Render the lines starting at the one containing "low-label: 저가 <box>525 138 547 152</box>" and ending at the one containing "tab-1year[interactable]: 1년 <box>111", both included, as a JSON list of strings with one string per line.

--- Start Input ---

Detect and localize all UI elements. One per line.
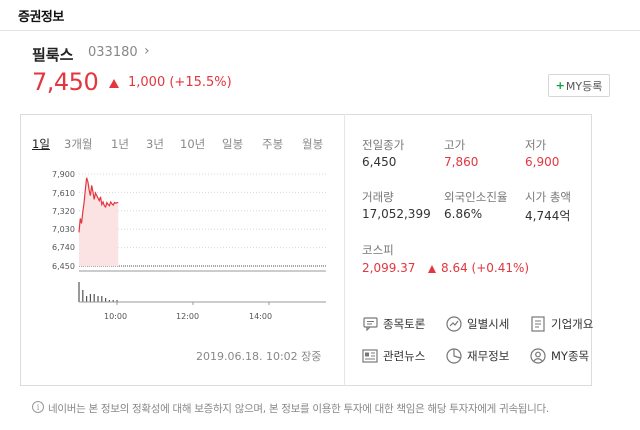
low-label: 저가 <box>525 138 547 152</box>
tab-3month[interactable]: 3개월 <box>64 137 93 151</box>
up-arrow-icon <box>428 265 436 273</box>
volume-bar <box>108 300 110 302</box>
link-label: 재무정보 <box>467 349 510 363</box>
link-financials[interactable]: 재무정보 <box>446 348 509 364</box>
foreign-ratio-value: 6.86% <box>444 207 483 221</box>
tab-10year[interactable]: 10년 <box>180 137 206 151</box>
low-value: 6,900 <box>525 155 560 169</box>
tab-1year[interactable]: 1년 <box>111 137 129 151</box>
current-price: 7,450 <box>32 68 99 96</box>
my-add-button[interactable]: + MY등록 <box>548 74 610 97</box>
link-label: MY종목 <box>551 349 590 363</box>
kospi-change: 8.64 (+0.41%) <box>441 261 530 275</box>
plus-icon: + <box>555 79 565 92</box>
volume-bar <box>93 294 95 302</box>
link-label: 기업개요 <box>551 317 594 331</box>
y-tick-label: 6,450 <box>52 262 75 271</box>
user-icon <box>530 348 546 364</box>
my-add-label: MY등록 <box>565 79 603 93</box>
stock-name[interactable]: 필룩스 <box>32 46 74 64</box>
y-tick-label: 7,610 <box>52 189 75 198</box>
high-label: 고가 <box>444 138 466 152</box>
panel-divider <box>344 114 345 386</box>
volume-bar <box>78 282 80 302</box>
link-my-stocks[interactable]: MY종목 <box>530 348 589 364</box>
volume-bar <box>105 298 107 302</box>
section-title: 증권정보 <box>18 10 64 25</box>
link-related-news[interactable]: 관련뉴스 <box>362 348 425 364</box>
volume-label: 거래량 <box>362 190 394 204</box>
title-divider <box>0 30 640 31</box>
volume-bar <box>97 296 99 302</box>
chat-icon <box>362 316 378 332</box>
kospi-label: 코스피 <box>362 243 394 257</box>
link-label: 관련뉴스 <box>383 349 426 363</box>
news-icon <box>362 348 378 364</box>
market-cap-label: 시가 총액 <box>525 190 571 204</box>
link-company-overview[interactable]: 기업개요 <box>530 316 593 332</box>
price-area <box>79 177 119 266</box>
foreign-ratio-label: 외국인소진율 <box>444 190 508 204</box>
up-arrow-icon <box>109 79 119 88</box>
link-daily-price[interactable]: 일별시세 <box>446 316 509 332</box>
kospi-value: 2,099.37 <box>362 261 416 275</box>
volume-value: 17,052,399 <box>362 207 431 221</box>
prev-close-label: 전일종가 <box>362 138 405 152</box>
tab-weekly-candle[interactable]: 주봉 <box>262 137 284 151</box>
volume-bar <box>86 296 88 302</box>
volume-bar <box>112 300 114 302</box>
trend-icon <box>446 316 462 332</box>
tab-monthly-candle[interactable]: 월봉 <box>302 137 324 151</box>
volume-bar <box>116 300 118 302</box>
link-discussion[interactable]: 종목토론 <box>362 316 425 332</box>
price-plot <box>78 173 326 272</box>
price-line <box>78 177 119 233</box>
x-tick-label: 14:00 <box>249 312 273 321</box>
volume-bar <box>101 296 103 302</box>
x-tick-label: 12:00 <box>176 312 200 321</box>
price-change: 1,000 (+15.5%) <box>128 75 232 90</box>
info-icon: i <box>32 401 44 413</box>
tab-1day[interactable]: 1일 <box>32 137 50 151</box>
x-tick-label: 10:00 <box>104 312 128 321</box>
y-tick-label: 7,320 <box>52 207 75 216</box>
y-tick-label: 7,030 <box>52 225 75 234</box>
high-value: 7,860 <box>444 155 479 169</box>
link-label: 일별시세 <box>467 317 510 331</box>
stock-info-panel <box>20 114 592 386</box>
prev-close-value: 6,450 <box>362 155 397 169</box>
chevron-right-icon[interactable]: › <box>144 43 150 59</box>
volume-plot <box>78 282 326 305</box>
y-tick-label: 7,900 <box>52 170 75 179</box>
link-label: 종목토론 <box>383 317 426 331</box>
stock-code[interactable]: 033180 <box>88 45 138 60</box>
tab-3year[interactable]: 3년 <box>146 137 164 151</box>
volume-bar <box>89 294 91 302</box>
y-tick-label: 6,740 <box>52 243 75 252</box>
tab-daily-candle[interactable]: 일봉 <box>222 137 244 151</box>
disclaimer-text: 네이버는 본 정보의 정확성에 대해 보증하지 않으며, 본 정보를 이용한 투… <box>48 403 549 415</box>
document-icon <box>530 316 546 332</box>
market-cap-value: 4,744억 <box>525 209 571 223</box>
volume-bar <box>82 290 84 302</box>
timestamp: 2019.06.18. 10:02 장중 <box>196 350 322 363</box>
pie-chart-icon <box>446 348 462 364</box>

--- End Input ---

* Solution to this exercise
[
  "low-label: 저가 <box>525 138 547 152</box>",
  "tab-3month[interactable]: 3개월 <box>64 137 93 151</box>",
  "up-arrow-icon <box>428 265 436 273</box>",
  "volume-bar <box>108 300 110 302</box>",
  "link-label: 재무정보 <box>467 349 510 363</box>",
  "link-financials[interactable]: 재무정보 <box>446 348 509 364</box>",
  "foreign-ratio-value: 6.86% <box>444 207 483 221</box>",
  "tab-10year[interactable]: 10년 <box>180 137 206 151</box>",
  "low-value: 6,900 <box>525 155 560 169</box>",
  "tab-1year[interactable]: 1년 <box>111 137 129 151</box>"
]